:: GIVEN EXERCISE ::
Look through the material and copy each line holding "JSON".

:: PROVIDED MATERIAL ::
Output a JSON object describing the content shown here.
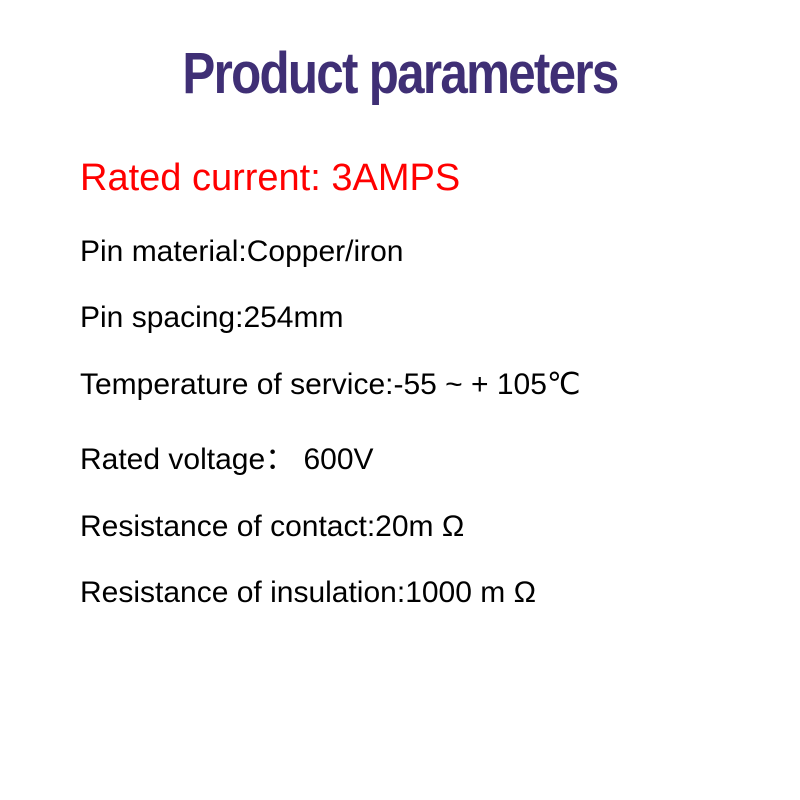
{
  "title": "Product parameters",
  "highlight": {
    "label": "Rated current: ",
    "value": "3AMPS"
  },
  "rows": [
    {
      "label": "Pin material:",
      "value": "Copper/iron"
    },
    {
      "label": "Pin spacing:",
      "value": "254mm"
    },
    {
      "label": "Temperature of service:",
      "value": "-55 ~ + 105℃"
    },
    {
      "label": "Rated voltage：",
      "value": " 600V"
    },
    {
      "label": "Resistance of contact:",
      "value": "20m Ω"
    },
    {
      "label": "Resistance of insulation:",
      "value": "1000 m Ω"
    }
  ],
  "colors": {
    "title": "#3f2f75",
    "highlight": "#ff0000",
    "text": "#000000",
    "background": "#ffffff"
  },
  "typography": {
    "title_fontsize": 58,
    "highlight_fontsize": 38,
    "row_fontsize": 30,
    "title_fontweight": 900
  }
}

--

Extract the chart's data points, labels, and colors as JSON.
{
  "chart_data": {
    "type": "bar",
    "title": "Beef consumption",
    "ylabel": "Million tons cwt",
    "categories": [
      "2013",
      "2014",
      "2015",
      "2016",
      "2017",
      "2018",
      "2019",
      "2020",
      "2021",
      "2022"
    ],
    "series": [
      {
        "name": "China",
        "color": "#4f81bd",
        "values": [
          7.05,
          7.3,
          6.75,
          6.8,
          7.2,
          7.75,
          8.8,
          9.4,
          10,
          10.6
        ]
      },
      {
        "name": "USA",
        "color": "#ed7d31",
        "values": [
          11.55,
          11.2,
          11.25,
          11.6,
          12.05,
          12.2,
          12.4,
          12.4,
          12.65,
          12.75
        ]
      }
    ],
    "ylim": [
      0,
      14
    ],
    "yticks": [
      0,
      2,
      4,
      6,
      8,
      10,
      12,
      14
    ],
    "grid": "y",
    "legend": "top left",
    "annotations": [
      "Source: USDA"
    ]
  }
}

:: CORRECT RESULT ::
Output a JSON object describing the content shown here.
Extract the chart's data points, labels, and colors as JSON.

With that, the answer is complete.